--- Begin Given data ---

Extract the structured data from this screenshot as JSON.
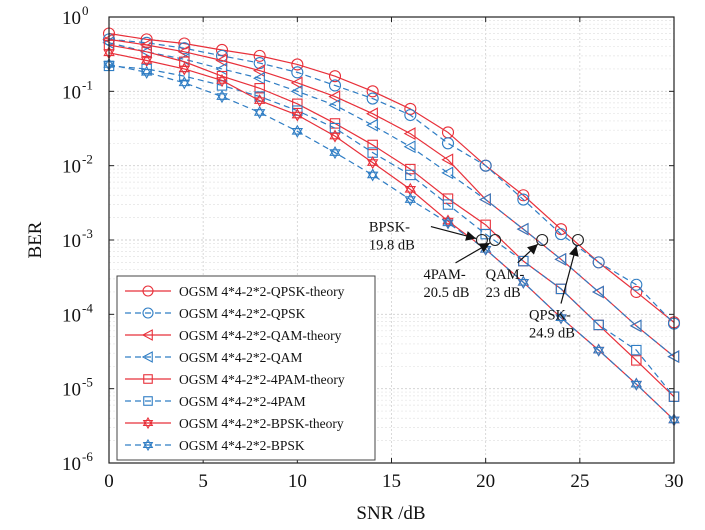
{
  "chart_data": {
    "type": "line",
    "xlabel": "SNR /dB",
    "ylabel": "BER",
    "xlim": [
      0,
      30
    ],
    "ylim": [
      1e-06,
      1
    ],
    "yscale": "log",
    "grid": true,
    "legend_position": "bottom-left",
    "xticks": [
      "0",
      "5",
      "10",
      "15",
      "20",
      "25",
      "30"
    ],
    "ytick_base": "10",
    "yticks": [
      {
        "value": 1,
        "exponent": "0"
      },
      {
        "value": 0.1,
        "exponent": "-1"
      },
      {
        "value": 0.01,
        "exponent": "-2"
      },
      {
        "value": 0.001,
        "exponent": "-3"
      },
      {
        "value": 0.0001,
        "exponent": "-4"
      },
      {
        "value": 1e-05,
        "exponent": "-5"
      },
      {
        "value": 1e-06,
        "exponent": "-6"
      }
    ],
    "colors": {
      "theory": "#e8303a",
      "sim": "#2f7dc4"
    },
    "x": [
      0,
      2,
      4,
      6,
      8,
      10,
      12,
      14,
      16,
      18,
      20,
      22,
      24,
      26,
      28,
      30
    ],
    "series": [
      {
        "name": "OGSM 4*4-2*2-QPSK-theory",
        "color": "#e8303a",
        "dash": false,
        "marker": "circle",
        "values": [
          0.6,
          0.5,
          0.44,
          0.36,
          0.3,
          0.23,
          0.16,
          0.1,
          0.058,
          0.028,
          0.01,
          0.004,
          0.0014,
          0.0005,
          0.0002,
          7.8e-05
        ]
      },
      {
        "name": "OGSM 4*4-2*2-QPSK",
        "color": "#2f7dc4",
        "dash": true,
        "marker": "circle",
        "values": [
          0.5,
          0.45,
          0.38,
          0.3,
          0.24,
          0.18,
          0.12,
          0.08,
          0.048,
          0.02,
          0.01,
          0.0035,
          0.0012,
          0.0005,
          0.00025,
          7.5e-05
        ]
      },
      {
        "name": "OGSM 4*4-2*2-QAM-theory",
        "color": "#e8303a",
        "dash": false,
        "marker": "triangle-left",
        "values": [
          0.5,
          0.42,
          0.34,
          0.26,
          0.19,
          0.13,
          0.085,
          0.05,
          0.027,
          0.012,
          0.0035,
          0.0014,
          0.00055,
          0.0002,
          7e-05,
          2.7e-05
        ]
      },
      {
        "name": "OGSM 4*4-2*2-QAM",
        "color": "#2f7dc4",
        "dash": true,
        "marker": "triangle-left",
        "values": [
          0.45,
          0.34,
          0.27,
          0.2,
          0.15,
          0.1,
          0.065,
          0.035,
          0.018,
          0.008,
          0.0035,
          0.0014,
          0.00055,
          0.0002,
          7e-05,
          2.7e-05
        ]
      },
      {
        "name": "OGSM 4*4-2*2-4PAM-theory",
        "color": "#e8303a",
        "dash": false,
        "marker": "square",
        "values": [
          0.42,
          0.34,
          0.25,
          0.16,
          0.11,
          0.068,
          0.037,
          0.019,
          0.009,
          0.0036,
          0.0016,
          0.00052,
          0.00022,
          7.2e-05,
          2.4e-05,
          7.8e-06
        ]
      },
      {
        "name": "OGSM 4*4-2*2-4PAM",
        "color": "#2f7dc4",
        "dash": true,
        "marker": "square",
        "values": [
          0.22,
          0.2,
          0.16,
          0.12,
          0.085,
          0.055,
          0.032,
          0.015,
          0.0075,
          0.003,
          0.0012,
          0.00052,
          0.00022,
          7.2e-05,
          3.3e-05,
          7.8e-06
        ]
      },
      {
        "name": "OGSM 4*4-2*2-BPSK-theory",
        "color": "#e8303a",
        "dash": false,
        "marker": "hexagram",
        "values": [
          0.33,
          0.26,
          0.2,
          0.14,
          0.075,
          0.048,
          0.025,
          0.011,
          0.0048,
          0.0018,
          0.00075,
          0.00027,
          9e-05,
          3.3e-05,
          1.15e-05,
          3.8e-06
        ]
      },
      {
        "name": "OGSM 4*4-2*2-BPSK",
        "color": "#2f7dc4",
        "dash": true,
        "marker": "hexagram",
        "values": [
          0.23,
          0.18,
          0.13,
          0.085,
          0.052,
          0.029,
          0.015,
          0.0075,
          0.0035,
          0.0017,
          0.00075,
          0.00027,
          9e-05,
          3.3e-05,
          1.15e-05,
          3.8e-06
        ]
      }
    ],
    "annotations": [
      {
        "lines": [
          "BPSK-",
          "19.8 dB"
        ],
        "point": [
          19.8,
          0.001
        ],
        "text_anchor_data": [
          13.8,
          0.0013
        ]
      },
      {
        "lines": [
          "4PAM-",
          "20.5 dB"
        ],
        "point": [
          20.5,
          0.001
        ],
        "text_anchor_data": [
          16.7,
          0.0003
        ]
      },
      {
        "lines": [
          "QAM-",
          "23 dB"
        ],
        "point": [
          23,
          0.001
        ],
        "text_anchor_data": [
          20,
          0.0003
        ]
      },
      {
        "lines": [
          "QPSK-",
          "24.9 dB"
        ],
        "point": [
          24.9,
          0.001
        ],
        "text_anchor_data": [
          22.3,
          8.5e-05
        ]
      }
    ]
  }
}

--- End Given data ---

■ To do:
What is the number of lines above that hold the string "exponent"? Answer with that number alone.

■ Result for this exercise:
7